◆ Exercise requirements ◆
(a) Copy the passage from the lathe VFD forum thread word for word, starting at "Are you running" and ending after "phase. Snookered AGAIN!".
(b) Pick up the forum thread about putting a VFD on a lathe where it stops, and write what follows.

# Lathe VFD?



## Susquatch (Jun 10, 2021)

I've been busy deciding on a VFD for two mills that I recently purchased. In the process, I realized that such a device might be a good thing to add to my lathe too. My lathe is a 12x40 enclosed gear head with a single phase 220V motor. The lowest speed on the lathe is 70 rpm. But there are lots of times when I would like to be able to run it at 50rpm. A VFD would facilitate that and add other speeds too! 

Is this a good idea or a bad one? Anything I need to know or watch out for?


----------



## YYCHM (Jun 10, 2021)

You would have to swap the motor out with a 3 phase motor.

Check this thread out https://canadianhobbymetalworkers.c...hase-conversion-on-modern-gh1440w-lathe.1990/

Are you running this lathe without a ground (per your ungrounded 220 welding circuit post)?


----------



## Susquatch (Jun 10, 2021)

That's a new one. I thought VFD's could operate on single phase. Snookered AGAIN!

I think you misunderstood my other post. I am running it with a ground. However, I am not running it with a neutral. My whole shop was wired by the previous owner with single phase 220 with no neutral. Which is ok if it's for welders and other devices that don't require one.


----------



## David_R8 (Jun 10, 2021)

VFDs  do operate on single phase.
They take single phase 110v or 220v and turn it into 3ph power which necessitates a motor swap to a 3ph motor.


----------



## Proxule (Jun 10, 2021)

There are indeed single phase / single phase VFDs but seldom used !


----------



## YYCHM (Jun 10, 2021)

Proxule said:


> There are indeed single phase / single phase VFDs but seldom used !



Yup, recent technology, still not totally proven from what I have read.


----------



## Susquatch (Jun 10, 2021)

◆ Provided data ◆

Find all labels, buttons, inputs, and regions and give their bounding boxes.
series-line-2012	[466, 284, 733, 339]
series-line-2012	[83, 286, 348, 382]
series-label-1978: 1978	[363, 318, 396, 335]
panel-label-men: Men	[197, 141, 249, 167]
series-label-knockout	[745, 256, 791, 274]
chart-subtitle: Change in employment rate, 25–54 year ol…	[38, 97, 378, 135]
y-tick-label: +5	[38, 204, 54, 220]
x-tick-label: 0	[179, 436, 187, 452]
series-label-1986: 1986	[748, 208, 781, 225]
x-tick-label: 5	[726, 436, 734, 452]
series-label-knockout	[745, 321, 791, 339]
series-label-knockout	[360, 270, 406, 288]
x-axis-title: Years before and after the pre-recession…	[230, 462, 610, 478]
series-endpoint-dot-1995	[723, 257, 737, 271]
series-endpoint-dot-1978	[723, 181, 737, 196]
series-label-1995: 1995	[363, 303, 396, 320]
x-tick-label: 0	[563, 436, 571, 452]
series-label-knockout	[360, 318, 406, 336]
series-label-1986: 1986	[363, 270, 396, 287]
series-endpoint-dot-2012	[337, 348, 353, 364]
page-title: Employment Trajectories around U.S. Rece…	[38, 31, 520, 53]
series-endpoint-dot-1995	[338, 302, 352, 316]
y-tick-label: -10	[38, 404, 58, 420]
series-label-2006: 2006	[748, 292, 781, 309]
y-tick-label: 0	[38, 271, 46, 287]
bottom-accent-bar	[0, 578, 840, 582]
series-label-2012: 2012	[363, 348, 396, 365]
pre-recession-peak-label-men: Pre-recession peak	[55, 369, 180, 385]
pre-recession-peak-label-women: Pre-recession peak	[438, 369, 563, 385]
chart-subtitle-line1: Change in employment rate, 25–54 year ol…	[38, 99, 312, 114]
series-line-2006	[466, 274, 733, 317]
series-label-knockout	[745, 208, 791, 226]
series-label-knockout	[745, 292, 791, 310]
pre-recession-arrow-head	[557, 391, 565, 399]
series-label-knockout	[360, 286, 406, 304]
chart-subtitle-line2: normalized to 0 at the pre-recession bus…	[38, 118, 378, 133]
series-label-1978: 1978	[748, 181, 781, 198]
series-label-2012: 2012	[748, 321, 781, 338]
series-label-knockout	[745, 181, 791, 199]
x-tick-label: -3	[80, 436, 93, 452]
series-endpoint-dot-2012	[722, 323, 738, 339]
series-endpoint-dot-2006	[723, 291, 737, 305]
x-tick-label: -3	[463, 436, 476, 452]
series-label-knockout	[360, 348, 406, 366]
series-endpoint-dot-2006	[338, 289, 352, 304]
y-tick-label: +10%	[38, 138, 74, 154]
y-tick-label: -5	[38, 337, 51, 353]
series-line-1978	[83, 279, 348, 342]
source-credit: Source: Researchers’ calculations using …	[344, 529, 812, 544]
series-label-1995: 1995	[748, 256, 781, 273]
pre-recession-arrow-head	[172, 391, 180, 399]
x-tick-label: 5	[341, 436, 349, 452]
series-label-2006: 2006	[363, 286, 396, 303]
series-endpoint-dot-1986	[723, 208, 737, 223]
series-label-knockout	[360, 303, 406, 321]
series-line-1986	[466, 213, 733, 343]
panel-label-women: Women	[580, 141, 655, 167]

---

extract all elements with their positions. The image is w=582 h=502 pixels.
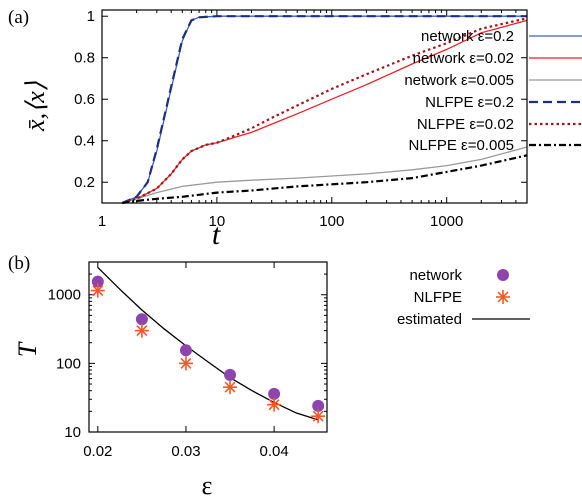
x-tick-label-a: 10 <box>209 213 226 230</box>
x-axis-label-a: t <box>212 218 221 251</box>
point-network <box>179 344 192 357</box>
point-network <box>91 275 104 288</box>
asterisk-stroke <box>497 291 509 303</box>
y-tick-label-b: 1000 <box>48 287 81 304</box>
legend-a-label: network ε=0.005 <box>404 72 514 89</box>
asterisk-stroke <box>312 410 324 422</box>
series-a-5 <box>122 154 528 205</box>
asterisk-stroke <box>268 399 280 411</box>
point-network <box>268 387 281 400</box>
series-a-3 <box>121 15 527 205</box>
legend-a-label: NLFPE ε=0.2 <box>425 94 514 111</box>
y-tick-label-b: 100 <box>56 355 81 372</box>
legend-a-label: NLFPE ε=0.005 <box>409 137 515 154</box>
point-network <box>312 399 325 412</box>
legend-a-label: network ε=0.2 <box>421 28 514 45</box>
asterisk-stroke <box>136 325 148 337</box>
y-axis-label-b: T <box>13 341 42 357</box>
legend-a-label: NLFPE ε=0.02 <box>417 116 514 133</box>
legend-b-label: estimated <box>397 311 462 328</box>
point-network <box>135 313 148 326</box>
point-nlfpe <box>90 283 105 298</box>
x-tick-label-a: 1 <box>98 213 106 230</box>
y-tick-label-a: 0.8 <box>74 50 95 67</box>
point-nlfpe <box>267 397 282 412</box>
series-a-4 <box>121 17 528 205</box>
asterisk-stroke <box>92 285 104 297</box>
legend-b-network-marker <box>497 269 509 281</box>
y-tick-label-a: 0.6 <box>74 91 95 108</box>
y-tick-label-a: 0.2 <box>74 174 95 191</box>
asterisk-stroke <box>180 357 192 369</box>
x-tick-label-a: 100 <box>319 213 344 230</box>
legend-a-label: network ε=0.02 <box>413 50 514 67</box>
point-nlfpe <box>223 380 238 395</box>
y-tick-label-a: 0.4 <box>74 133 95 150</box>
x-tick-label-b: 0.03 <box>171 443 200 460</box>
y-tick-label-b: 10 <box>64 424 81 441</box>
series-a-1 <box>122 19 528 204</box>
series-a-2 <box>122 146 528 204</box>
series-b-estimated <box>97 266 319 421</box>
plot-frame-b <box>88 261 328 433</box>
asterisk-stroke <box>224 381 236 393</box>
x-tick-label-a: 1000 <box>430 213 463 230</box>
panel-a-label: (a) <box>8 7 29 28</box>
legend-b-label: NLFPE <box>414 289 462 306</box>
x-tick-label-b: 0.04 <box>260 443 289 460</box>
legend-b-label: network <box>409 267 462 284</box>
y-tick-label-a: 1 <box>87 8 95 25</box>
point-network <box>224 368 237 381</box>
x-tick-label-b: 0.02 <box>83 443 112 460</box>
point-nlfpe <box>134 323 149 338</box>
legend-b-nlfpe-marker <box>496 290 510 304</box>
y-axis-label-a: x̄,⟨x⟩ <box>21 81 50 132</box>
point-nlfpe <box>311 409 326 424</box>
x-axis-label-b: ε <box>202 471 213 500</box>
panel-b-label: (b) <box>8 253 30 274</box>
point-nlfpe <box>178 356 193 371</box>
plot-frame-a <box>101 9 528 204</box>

--

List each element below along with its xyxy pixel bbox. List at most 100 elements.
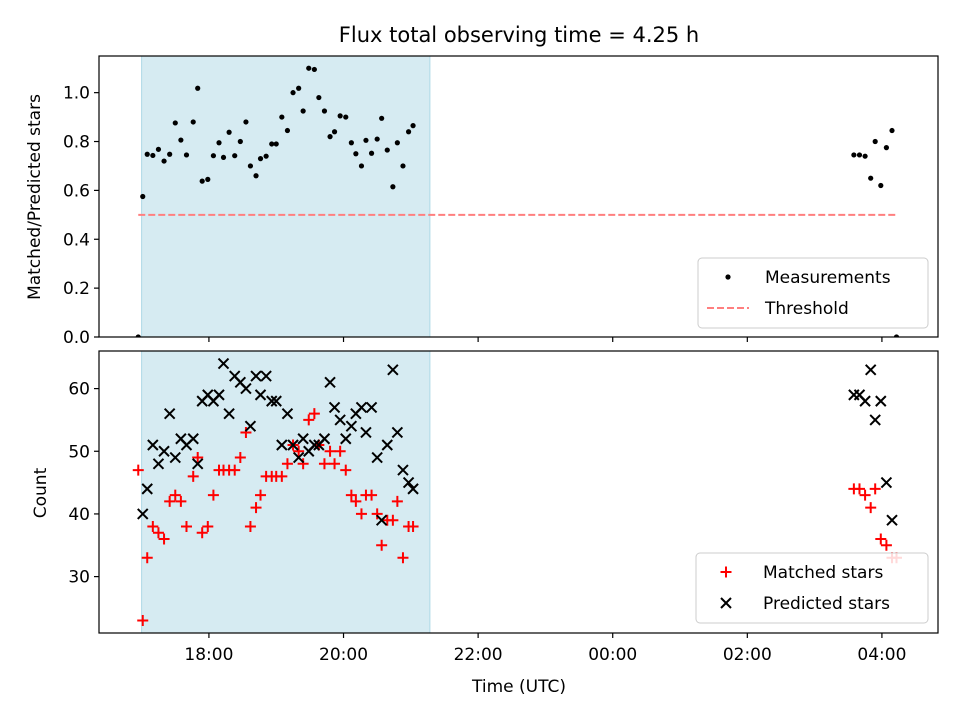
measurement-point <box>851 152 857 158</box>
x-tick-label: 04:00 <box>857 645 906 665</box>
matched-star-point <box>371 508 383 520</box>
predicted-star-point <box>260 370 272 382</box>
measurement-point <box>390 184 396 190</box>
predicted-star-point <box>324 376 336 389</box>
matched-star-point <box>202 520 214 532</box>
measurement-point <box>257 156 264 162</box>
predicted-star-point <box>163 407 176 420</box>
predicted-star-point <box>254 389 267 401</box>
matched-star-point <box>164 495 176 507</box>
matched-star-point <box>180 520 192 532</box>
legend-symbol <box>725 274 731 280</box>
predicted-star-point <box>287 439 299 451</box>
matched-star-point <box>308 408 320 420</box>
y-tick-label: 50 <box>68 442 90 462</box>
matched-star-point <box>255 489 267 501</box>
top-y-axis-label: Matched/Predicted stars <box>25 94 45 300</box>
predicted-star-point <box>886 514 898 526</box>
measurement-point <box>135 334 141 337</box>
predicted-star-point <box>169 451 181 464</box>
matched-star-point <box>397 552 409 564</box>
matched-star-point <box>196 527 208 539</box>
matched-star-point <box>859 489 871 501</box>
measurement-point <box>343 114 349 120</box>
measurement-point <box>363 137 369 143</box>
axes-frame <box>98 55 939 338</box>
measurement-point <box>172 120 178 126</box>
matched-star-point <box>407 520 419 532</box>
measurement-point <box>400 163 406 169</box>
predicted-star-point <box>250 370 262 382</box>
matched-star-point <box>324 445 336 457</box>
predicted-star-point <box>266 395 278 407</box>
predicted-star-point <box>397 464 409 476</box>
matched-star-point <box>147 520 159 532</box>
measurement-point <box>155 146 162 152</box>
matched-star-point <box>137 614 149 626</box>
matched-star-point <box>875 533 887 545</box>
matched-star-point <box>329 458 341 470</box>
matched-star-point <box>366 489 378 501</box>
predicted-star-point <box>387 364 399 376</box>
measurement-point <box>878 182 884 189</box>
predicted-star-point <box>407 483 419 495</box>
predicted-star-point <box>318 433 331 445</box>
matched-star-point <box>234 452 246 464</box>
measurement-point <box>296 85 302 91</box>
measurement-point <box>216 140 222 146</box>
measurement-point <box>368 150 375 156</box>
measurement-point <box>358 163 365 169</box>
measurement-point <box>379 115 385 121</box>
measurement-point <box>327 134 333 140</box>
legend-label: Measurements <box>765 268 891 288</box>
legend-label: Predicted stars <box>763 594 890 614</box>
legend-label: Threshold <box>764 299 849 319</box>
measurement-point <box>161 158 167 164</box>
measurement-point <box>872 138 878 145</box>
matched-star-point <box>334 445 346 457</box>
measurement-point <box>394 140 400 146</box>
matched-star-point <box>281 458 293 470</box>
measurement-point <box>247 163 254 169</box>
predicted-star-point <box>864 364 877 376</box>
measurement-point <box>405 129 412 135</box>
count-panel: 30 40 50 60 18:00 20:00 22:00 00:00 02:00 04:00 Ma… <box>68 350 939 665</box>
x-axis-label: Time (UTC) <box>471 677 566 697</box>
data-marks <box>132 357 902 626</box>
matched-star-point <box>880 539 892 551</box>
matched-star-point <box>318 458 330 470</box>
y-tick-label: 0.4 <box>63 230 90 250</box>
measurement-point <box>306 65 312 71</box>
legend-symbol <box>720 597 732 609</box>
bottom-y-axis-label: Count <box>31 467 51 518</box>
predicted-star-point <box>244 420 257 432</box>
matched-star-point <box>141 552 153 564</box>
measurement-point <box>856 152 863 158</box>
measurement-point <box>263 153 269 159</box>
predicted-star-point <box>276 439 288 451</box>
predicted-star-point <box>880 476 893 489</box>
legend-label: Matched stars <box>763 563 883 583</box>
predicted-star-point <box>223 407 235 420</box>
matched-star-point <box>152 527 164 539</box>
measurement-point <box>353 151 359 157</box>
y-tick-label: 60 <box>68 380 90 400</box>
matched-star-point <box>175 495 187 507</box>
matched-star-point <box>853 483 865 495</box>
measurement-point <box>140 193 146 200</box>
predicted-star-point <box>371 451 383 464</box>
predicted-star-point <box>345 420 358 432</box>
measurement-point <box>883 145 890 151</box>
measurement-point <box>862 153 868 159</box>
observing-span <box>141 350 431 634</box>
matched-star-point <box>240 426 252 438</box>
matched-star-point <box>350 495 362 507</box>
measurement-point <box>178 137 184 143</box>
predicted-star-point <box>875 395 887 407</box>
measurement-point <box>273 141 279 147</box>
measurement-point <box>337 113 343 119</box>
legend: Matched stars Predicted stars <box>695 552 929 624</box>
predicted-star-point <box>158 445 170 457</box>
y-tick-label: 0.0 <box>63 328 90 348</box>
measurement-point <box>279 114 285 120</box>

◆ Task-by-task answers ◆
(a)
Are you running this lathe without a ground (per your ungrounded 220 welding circuit post)?


----------



## Susquatch (Jun 10, 2021)

That's a new one. I thought VFD's could operate on single phase. Snookered AGAIN!

(b)
David_R8 said:


> VFDs  do operate on single phase.
> They take single phase 110v or 220v and turn it into 3ph power which necessitates a motor swap to a 3ph motor.



Ahh, I see. So yes, snookered again!


----------



## combustable herbage (Jun 10, 2021)

Ok I will throw this one into the mix.  
4kw 220v 20a single phase input 3 phase output pwm frequency converter drive inverter 5hp vfd vsd Sale - Banggood.com

序言 (banggood.com)

In the manual it says it can be wired 220 single phase in and out by wiring it as "AT2"


----------



## Dabbler (Jun 10, 2021)

John Conroy spent a while converting his 1PH 220V 14X40 lathe to 3PH VFD.  It can be done, but a mill is far easier, and the place to start.

If, after successfully converting your mill to 3PH, you will be better equipped to consider a VFD/3PH conversion...


----------



## Susquatch (Jun 10, 2021)

Dabbler said:


> John Conroy spent a while converting his 1PH 220V 14X40 lathe to 3PH VFD.  It can be done, but a mill is far easier, and the place to start.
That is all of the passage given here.